> _EXERCISE INPUT_

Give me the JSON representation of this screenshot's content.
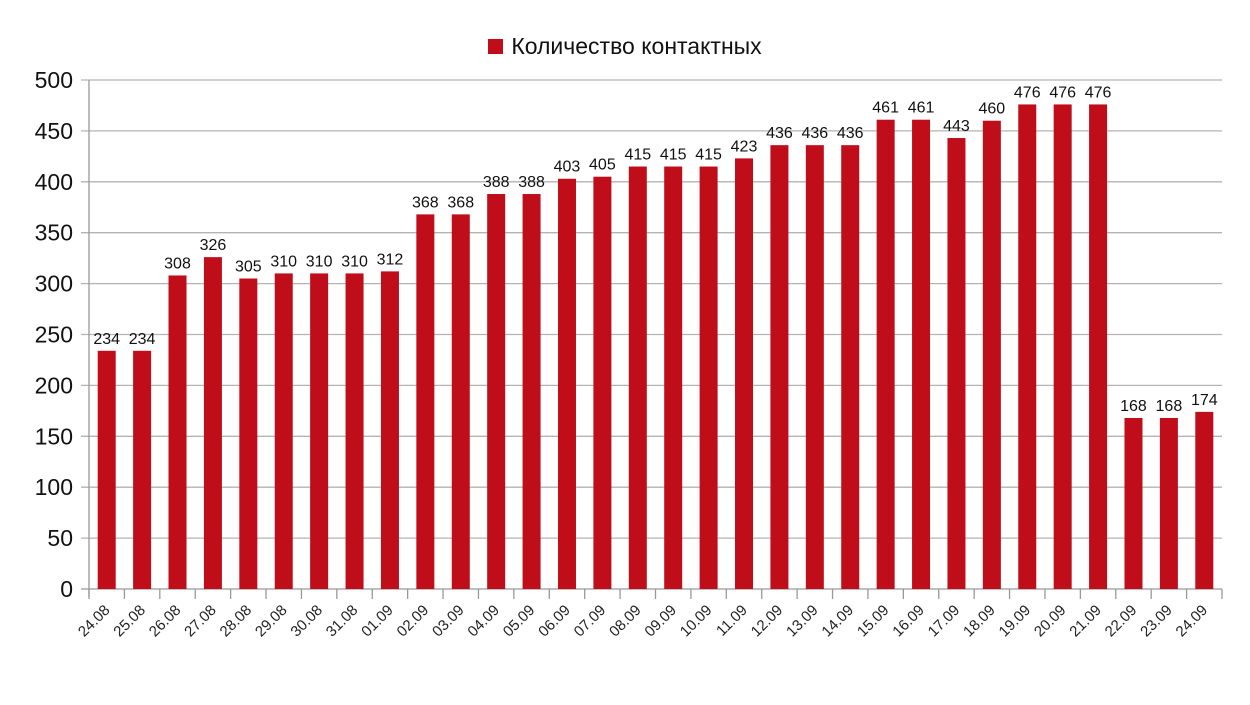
{
  "chart_data": {
    "type": "bar",
    "title": "",
    "xlabel": "",
    "ylabel": "",
    "legend_position": "top",
    "grid": true,
    "ylim": [
      0,
      500
    ],
    "yticks": [
      0,
      50,
      100,
      150,
      200,
      250,
      300,
      350,
      400,
      450,
      500
    ],
    "categories": [
      "24.08",
      "25.08",
      "26.08",
      "27.08",
      "28.08",
      "29.08",
      "30.08",
      "31.08",
      "01.09",
      "02.09",
      "03.09",
      "04.09",
      "05.09",
      "06.09",
      "07.09",
      "08.09",
      "09.09",
      "10.09",
      "11.09",
      "12.09",
      "13.09",
      "14.09",
      "15.09",
      "16.09",
      "17.09",
      "18.09",
      "19.09",
      "20.09",
      "21.09",
      "22.09",
      "23.09",
      "24.09"
    ],
    "series": [
      {
        "name": "Количество контактных",
        "color": "#c00d1a",
        "values": [
          234,
          234,
          308,
          326,
          305,
          310,
          310,
          310,
          312,
          368,
          368,
          388,
          388,
          403,
          405,
          415,
          415,
          415,
          423,
          436,
          436,
          436,
          461,
          461,
          443,
          460,
          476,
          476,
          476,
          168,
          168,
          174
        ]
      }
    ]
  }
}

> _WHAT THIS TASK INVOLVES_
Transcribe every record above exactly as written, leaving out any pictures.

> _FULL ANSWER_
Give me the JSON representation of this screenshot's content.
{
  "chart_data": {
    "type": "bar",
    "title": "",
    "xlabel": "",
    "ylabel": "",
    "legend_position": "top",
    "grid": true,
    "ylim": [
      0,
      500
    ],
    "yticks": [
      0,
      50,
      100,
      150,
      200,
      250,
      300,
      350,
      400,
      450,
      500
    ],
    "categories": [
      "24.08",
      "25.08",
      "26.08",
      "27.08",
      "28.08",
      "29.08",
      "30.08",
      "31.08",
      "01.09",
      "02.09",
      "03.09",
      "04.09",
      "05.09",
      "06.09",
      "07.09",
      "08.09",
      "09.09",
      "10.09",
      "11.09",
      "12.09",
      "13.09",
      "14.09",
      "15.09",
      "16.09",
      "17.09",
      "18.09",
      "19.09",
      "20.09",
      "21.09",
      "22.09",
      "23.09",
      "24.09"
    ],
    "series": [
      {
        "name": "Количество контактных",
        "color": "#c00d1a",
        "values": [
          234,
          234,
          308,
          326,
          305,
          310,
          310,
          310,
          312,
          368,
          368,
          388,
          388,
          403,
          405,
          415,
          415,
          415,
          423,
          436,
          436,
          436,
          461,
          461,
          443,
          460,
          476,
          476,
          476,
          168,
          168,
          174
        ]
      }
    ]
  }
}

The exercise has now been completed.